_Direction_: Retype the lines of the data below, character for character, from the line containing "I need the location" through the line containing "colorbar-tick: 6 <box>682 588 690 602</box>", including both of those lines.

(Recorded data)
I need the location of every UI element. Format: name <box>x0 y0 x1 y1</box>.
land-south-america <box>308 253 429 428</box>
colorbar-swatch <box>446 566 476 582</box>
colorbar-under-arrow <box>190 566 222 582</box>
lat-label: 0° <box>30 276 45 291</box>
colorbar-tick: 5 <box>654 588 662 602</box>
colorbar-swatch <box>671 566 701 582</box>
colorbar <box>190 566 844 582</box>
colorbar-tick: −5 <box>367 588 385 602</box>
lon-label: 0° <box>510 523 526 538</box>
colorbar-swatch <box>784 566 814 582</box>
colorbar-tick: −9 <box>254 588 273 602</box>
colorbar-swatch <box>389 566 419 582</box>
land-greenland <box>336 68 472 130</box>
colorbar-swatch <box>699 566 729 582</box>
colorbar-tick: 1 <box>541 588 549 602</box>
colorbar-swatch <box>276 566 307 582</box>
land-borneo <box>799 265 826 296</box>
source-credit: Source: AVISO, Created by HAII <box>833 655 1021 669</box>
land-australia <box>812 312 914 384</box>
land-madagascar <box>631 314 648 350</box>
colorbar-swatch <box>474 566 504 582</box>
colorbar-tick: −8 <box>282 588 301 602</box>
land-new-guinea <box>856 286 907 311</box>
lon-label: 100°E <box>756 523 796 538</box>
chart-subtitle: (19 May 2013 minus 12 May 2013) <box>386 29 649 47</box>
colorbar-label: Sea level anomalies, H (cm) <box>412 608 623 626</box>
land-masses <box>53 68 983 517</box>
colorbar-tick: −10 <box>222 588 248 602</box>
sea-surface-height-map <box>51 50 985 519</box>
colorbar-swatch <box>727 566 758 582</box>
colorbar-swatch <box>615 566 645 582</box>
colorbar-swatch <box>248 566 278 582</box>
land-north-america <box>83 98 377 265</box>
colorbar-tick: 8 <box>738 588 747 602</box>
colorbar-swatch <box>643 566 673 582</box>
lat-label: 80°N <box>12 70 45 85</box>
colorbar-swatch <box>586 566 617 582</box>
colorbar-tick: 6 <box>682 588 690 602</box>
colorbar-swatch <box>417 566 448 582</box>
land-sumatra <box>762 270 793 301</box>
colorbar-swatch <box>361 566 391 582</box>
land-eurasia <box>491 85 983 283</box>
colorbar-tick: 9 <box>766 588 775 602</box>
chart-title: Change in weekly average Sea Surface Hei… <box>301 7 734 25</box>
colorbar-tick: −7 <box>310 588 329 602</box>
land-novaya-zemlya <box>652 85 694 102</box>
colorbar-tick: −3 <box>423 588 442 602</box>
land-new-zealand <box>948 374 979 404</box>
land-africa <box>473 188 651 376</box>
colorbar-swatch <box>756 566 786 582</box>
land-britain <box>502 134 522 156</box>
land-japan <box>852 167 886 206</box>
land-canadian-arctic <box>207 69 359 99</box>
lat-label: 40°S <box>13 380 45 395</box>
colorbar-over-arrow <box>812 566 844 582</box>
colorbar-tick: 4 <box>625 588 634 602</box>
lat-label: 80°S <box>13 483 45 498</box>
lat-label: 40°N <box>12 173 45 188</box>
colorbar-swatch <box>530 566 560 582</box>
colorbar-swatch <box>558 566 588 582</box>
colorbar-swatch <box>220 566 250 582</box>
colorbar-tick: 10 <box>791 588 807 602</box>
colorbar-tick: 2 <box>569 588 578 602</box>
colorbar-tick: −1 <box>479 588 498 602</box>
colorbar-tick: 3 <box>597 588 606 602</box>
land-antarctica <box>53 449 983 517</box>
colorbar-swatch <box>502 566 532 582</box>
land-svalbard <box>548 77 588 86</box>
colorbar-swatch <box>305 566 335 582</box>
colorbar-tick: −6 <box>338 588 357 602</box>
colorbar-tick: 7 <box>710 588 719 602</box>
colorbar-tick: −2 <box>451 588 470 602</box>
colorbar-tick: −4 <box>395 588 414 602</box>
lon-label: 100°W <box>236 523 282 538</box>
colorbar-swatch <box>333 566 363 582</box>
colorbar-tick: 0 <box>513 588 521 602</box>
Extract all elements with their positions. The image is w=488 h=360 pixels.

---

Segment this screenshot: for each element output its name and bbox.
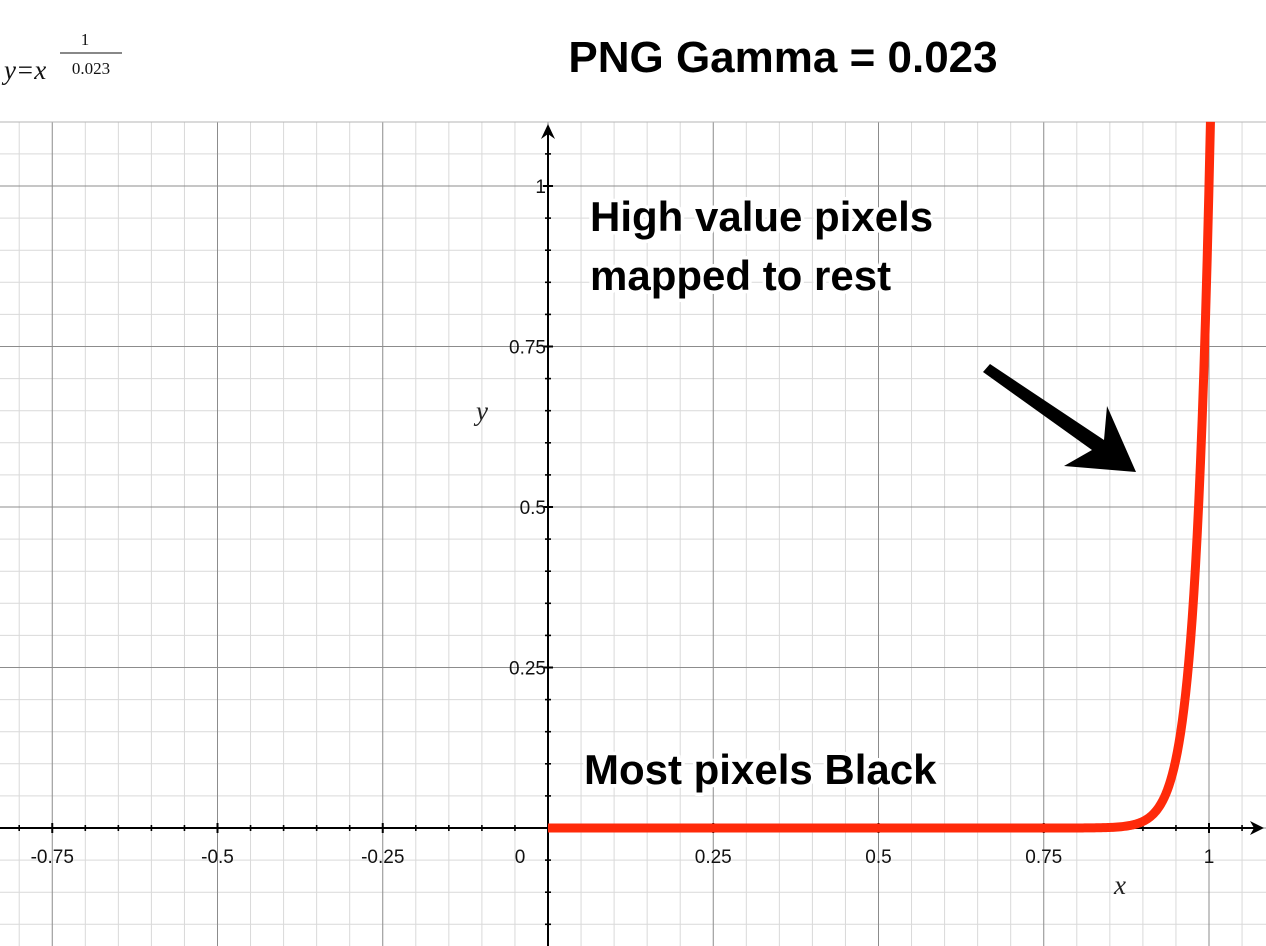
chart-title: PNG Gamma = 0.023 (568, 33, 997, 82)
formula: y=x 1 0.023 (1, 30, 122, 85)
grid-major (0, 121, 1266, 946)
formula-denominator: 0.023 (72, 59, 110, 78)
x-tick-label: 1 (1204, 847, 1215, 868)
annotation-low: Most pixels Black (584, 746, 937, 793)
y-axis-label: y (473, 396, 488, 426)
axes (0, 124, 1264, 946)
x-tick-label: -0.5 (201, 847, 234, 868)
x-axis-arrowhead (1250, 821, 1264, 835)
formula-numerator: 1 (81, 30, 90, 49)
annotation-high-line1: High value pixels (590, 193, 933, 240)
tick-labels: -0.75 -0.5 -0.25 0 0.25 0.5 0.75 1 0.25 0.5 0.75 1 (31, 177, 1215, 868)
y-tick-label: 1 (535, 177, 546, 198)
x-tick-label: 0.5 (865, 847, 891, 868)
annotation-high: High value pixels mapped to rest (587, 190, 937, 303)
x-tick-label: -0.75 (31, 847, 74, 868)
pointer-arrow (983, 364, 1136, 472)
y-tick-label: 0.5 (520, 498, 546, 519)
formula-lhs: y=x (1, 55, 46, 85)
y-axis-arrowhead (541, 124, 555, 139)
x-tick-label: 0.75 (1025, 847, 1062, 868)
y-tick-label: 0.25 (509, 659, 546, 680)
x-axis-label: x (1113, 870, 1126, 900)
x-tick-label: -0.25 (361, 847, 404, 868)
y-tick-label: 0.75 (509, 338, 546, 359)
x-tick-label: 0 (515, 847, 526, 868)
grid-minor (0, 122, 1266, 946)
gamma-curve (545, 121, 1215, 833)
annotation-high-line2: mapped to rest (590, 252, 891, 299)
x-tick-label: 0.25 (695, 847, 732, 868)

...

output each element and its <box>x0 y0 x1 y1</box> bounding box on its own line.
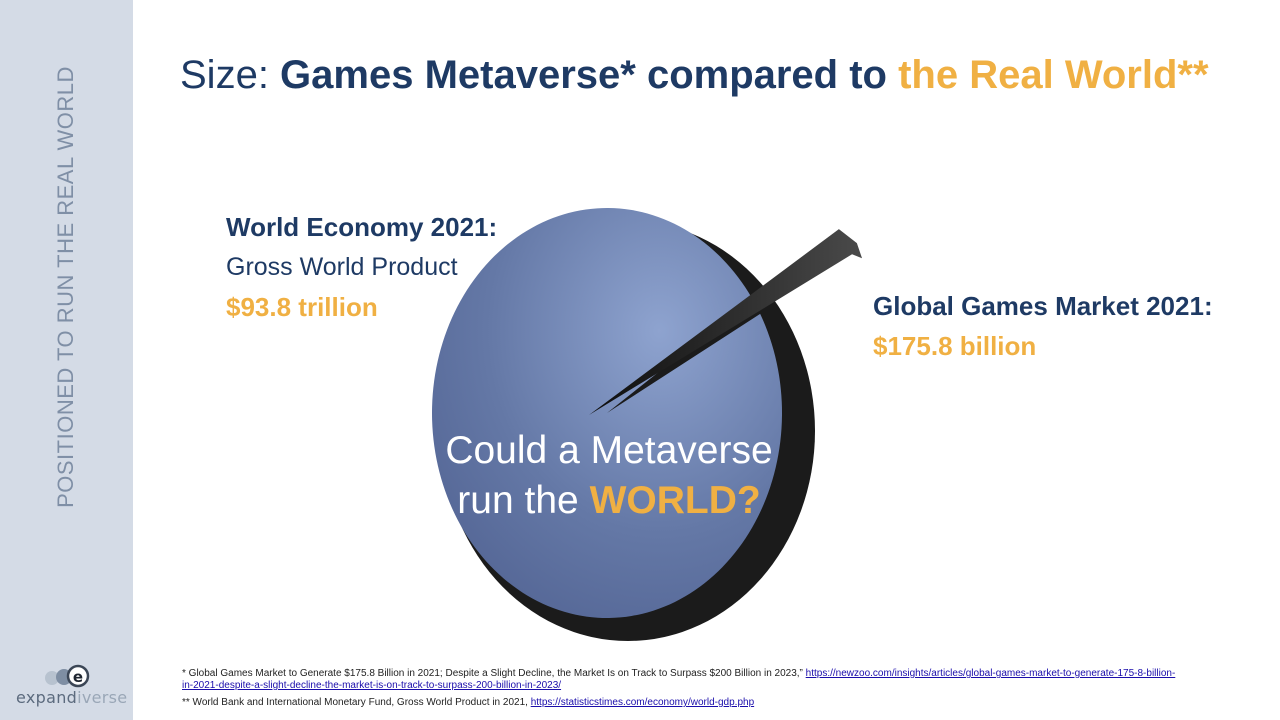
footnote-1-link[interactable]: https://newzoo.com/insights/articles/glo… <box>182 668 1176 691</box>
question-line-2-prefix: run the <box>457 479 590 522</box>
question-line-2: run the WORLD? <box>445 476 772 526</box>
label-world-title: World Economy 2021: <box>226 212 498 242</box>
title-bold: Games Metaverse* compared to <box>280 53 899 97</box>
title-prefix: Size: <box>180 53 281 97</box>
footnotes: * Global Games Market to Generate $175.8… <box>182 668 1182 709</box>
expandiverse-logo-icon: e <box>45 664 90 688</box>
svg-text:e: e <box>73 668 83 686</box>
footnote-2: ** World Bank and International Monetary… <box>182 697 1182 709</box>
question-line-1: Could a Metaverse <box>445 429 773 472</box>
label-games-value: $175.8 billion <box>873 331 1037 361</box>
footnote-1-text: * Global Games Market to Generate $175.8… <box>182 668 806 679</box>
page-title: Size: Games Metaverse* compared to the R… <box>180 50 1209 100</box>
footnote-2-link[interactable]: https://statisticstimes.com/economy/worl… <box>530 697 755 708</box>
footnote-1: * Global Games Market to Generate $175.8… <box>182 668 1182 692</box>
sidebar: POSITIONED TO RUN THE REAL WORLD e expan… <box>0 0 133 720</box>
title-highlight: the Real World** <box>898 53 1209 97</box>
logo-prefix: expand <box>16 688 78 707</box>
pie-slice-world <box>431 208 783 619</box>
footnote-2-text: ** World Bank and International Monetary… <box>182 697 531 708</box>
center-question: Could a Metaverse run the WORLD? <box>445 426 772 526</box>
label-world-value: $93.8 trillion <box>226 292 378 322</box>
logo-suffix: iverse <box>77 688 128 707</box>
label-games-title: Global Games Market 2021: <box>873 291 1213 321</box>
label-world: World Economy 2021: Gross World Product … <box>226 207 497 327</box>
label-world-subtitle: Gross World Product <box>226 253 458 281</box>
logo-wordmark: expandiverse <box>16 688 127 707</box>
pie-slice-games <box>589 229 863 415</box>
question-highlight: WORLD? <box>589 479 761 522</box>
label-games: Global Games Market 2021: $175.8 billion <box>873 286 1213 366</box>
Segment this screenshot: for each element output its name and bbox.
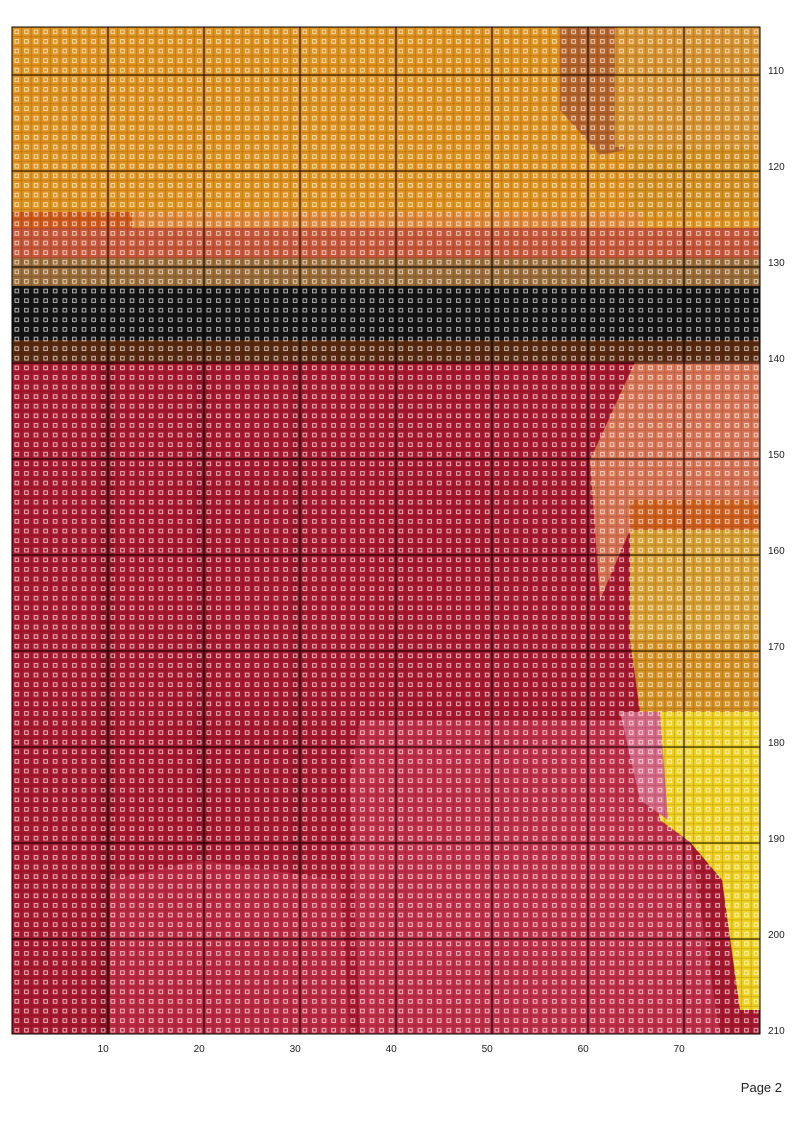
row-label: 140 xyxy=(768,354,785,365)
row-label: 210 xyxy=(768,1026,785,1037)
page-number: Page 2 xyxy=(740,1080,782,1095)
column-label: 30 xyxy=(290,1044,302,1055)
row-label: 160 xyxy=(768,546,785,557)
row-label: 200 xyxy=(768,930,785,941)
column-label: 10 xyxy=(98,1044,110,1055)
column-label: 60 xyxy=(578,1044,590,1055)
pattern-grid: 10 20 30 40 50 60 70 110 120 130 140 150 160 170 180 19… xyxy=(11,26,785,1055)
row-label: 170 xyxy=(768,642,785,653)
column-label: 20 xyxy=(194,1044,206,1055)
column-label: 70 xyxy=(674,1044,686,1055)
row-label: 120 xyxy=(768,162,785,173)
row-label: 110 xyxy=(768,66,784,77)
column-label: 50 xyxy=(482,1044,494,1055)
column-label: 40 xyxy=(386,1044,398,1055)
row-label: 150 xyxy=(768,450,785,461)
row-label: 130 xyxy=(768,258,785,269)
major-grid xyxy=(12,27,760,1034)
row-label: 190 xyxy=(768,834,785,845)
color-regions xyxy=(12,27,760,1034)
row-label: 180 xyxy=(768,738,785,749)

_Written solution_:
I need the location of every UI element. Format: name <box>x0 y0 x1 y1</box>.
land-south-america <box>308 253 429 428</box>
colorbar-swatch <box>446 566 476 582</box>
colorbar-under-arrow <box>190 566 222 582</box>
lat-label: 0° <box>30 276 45 291</box>
colorbar-tick: 5 <box>654 588 662 602</box>
colorbar-swatch <box>671 566 701 582</box>
colorbar <box>190 566 844 582</box>
colorbar-tick: −5 <box>367 588 385 602</box>
lon-label: 0° <box>510 523 526 538</box>
colorbar-swatch <box>784 566 814 582</box>
colorbar-tick: −9 <box>254 588 273 602</box>
colorbar-swatch <box>389 566 419 582</box>
land-greenland <box>336 68 472 130</box>
colorbar-swatch <box>699 566 729 582</box>
colorbar-tick: 1 <box>541 588 549 602</box>
colorbar-swatch <box>276 566 307 582</box>
land-borneo <box>799 265 826 296</box>
source-credit: Source: AVISO, Created by HAII <box>833 655 1021 669</box>
land-australia <box>812 312 914 384</box>
land-madagascar <box>631 314 648 350</box>
colorbar-swatch <box>474 566 504 582</box>
colorbar-tick: −8 <box>282 588 301 602</box>
land-new-guinea <box>856 286 907 311</box>
lon-label: 100°E <box>756 523 796 538</box>
chart-subtitle: (19 May 2013 minus 12 May 2013) <box>386 29 649 47</box>
colorbar-label: Sea level anomalies, H (cm) <box>412 608 623 626</box>
land-masses <box>53 68 983 517</box>
colorbar-tick: −10 <box>222 588 248 602</box>
sea-surface-height-map <box>51 50 985 519</box>
colorbar-swatch <box>727 566 758 582</box>
colorbar-swatch <box>615 566 645 582</box>
colorbar-swatch <box>248 566 278 582</box>
land-north-america <box>83 98 377 265</box>
colorbar-tick: 8 <box>738 588 747 602</box>
colorbar-swatch <box>643 566 673 582</box>
lat-label: 80°N <box>12 70 45 85</box>
colorbar-swatch <box>586 566 617 582</box>
colorbar-tick: 6 <box>682 588 690 602</box>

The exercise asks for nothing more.